:: What this task involves ::
Copy, in full, each line of the material that holds the word "вмененный".

:: Task data ::
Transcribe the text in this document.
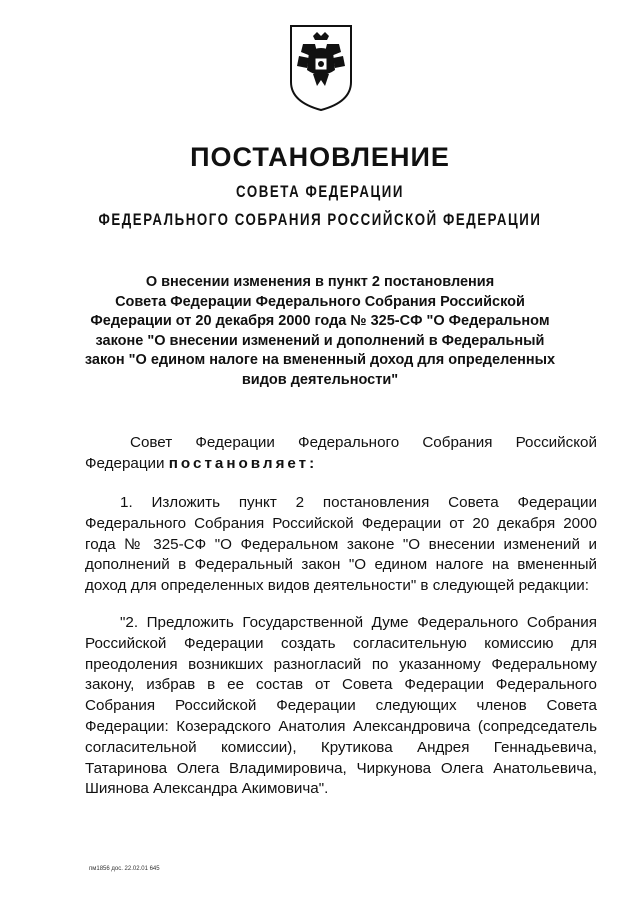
ПОСТАНОВЛЕНИЕ
СОВЕТА ФЕДЕРАЦИИ
ФЕДЕРАЛЬНОГО СОБРАНИЯ РОССИЙСКОЙ ФЕДЕРАЦИИ
О внесении изменения в пункт 2 постановления
Совета Федерации Федерального Собрания Российской
Федерации от 20 декабря 2000 года № 325-СФ "О Федеральном
законе "О внесении изменений и дополнений в Федеральный
закон "О едином налоге на вмененный доход для определенных
видов деятельности"
Совет Федерации Федерального Собрания Российской Федерации постановляет:
1. Изложить пункт 2 постановления Совета Федерации Федерального Собрания Российской Федерации от 20 декабря 2000 года № 325-СФ "О Федеральном законе "О внесении изменений и дополнений в Федеральный закон "О едином налоге на вмененный доход для определенных видов деятельности" в следующей редакции:
"2. Предложить Государственной Думе Федерального Собрания Российской Федерации создать согласительную комиссию для преодоления возникших разногласий по указанному Федеральному закону, избрав в ее состав от Совета Федерации Федерального Собрания Российской Федерации следующих членов Совета Федерации: Козерадского Анатолия Александровича (сопредседатель согласительной комиссии), Крутикова Андрея Геннадьевича, Татаринова Олега Владимировича, Чиркунова Олега Анатольевича, Шиянова Александра Акимовича".
пм1856 доc. 22.02.01 645
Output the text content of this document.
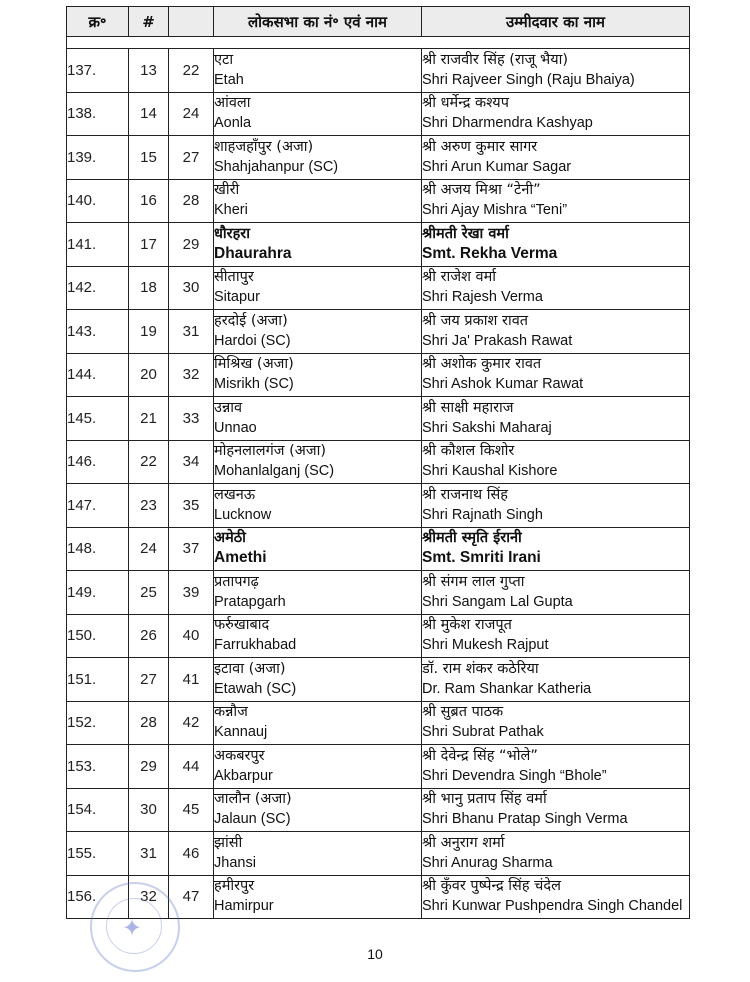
क्र॰	#		लोकसभा का नं॰ एवं नाम	उम्मीदवार का नाम

137.	13	22	एटा
Etah	श्री राजवीर सिंह (राजू भैया)
Shri Rajveer Singh (Raju Bhaiya)

138.	14	24	आंवला
Aonla	श्री धर्मेन्द्र कश्यप
Shri Dharmendra Kashyap

139.	15	27	शाहजहाँपुर (अजा)
Shahjahanpur (SC)	श्री अरुण कुमार सागर
Shri Arun Kumar Sagar

140.	16	28	खीरी
Kheri	श्री अजय मिश्रा “टेनी”
Shri Ajay Mishra “Teni”

141.	17	29	धौरहरा
Dhaurahra	श्रीमती रेखा वर्मा
Smt. Rekha Verma

142.	18	30	सीतापुर
Sitapur	श्री राजेश वर्मा
Shri Rajesh Verma

143.	19	31	हरदोई (अजा)
Hardoi (SC)	श्री जय प्रकाश रावत
Shri Ja' Prakash Rawat

144.	20	32	मिश्रिख (अजा)
Misrikh (SC)	श्री अशोक कुमार रावत
Shri Ashok Kumar Rawat

145.	21	33	उन्नाव
Unnao	श्री साक्षी महाराज
Shri Sakshi Maharaj

146.	22	34	मोहनलालगंज (अजा)
Mohanlalganj (SC)	श्री कौशल किशोर
Shri Kaushal Kishore

147.	23	35	लखनऊ
Lucknow	श्री राजनाथ सिंह
Shri Rajnath Singh

148.	24	37	अमेठी
Amethi	श्रीमती स्मृति ईरानी
Smt. Smriti Irani

149.	25	39	प्रतापगढ़
Pratapgarh	श्री संगम लाल गुप्ता
Shri Sangam Lal Gupta

150.	26	40	फर्रुखाबाद
Farrukhabad	श्री मुकेश राजपूत
Shri Mukesh Rajput

151.	27	41	इटावा (अजा)
Etawah (SC)	डॉ. राम शंकर कठेरिया
Dr. Ram Shankar Katheria

152.	28	42	कन्नौज
Kannauj	श्री सुब्रत पाठक
Shri Subrat Pathak

153.	29	44	अकबरपुर
Akbarpur	श्री देवेन्द्र सिंह “भोले”
Shri Devendra Singh “Bhole”

154.	30	45	जालौन (अजा)
Jalaun (SC)	श्री भानु प्रताप सिंह वर्मा
Shri Bhanu Pratap Singh Verma

155.	31	46	झांसी
Jhansi	श्री अनुराग शर्मा
Shri Anurag Sharma

156.	32	47	हमीरपुर
Hamirpur	श्री कुँवर पुष्पेन्द्र सिंह चंदेल
Shri Kunwar Pushpendra Singh Chandel
✦
10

:: Response ::
закон "О едином налоге на вмененный доход для определенных
1. Изложить пункт 2 постановления Совета Федерации Федерального Собрания Российской Федерации от 20 декабря 2000 года № 325-СФ "О Федеральном законе "О внесении изменений и дополнений в Федеральный закон "О едином налоге на вмененный доход для определенных видов деятельности" в следующей редакции:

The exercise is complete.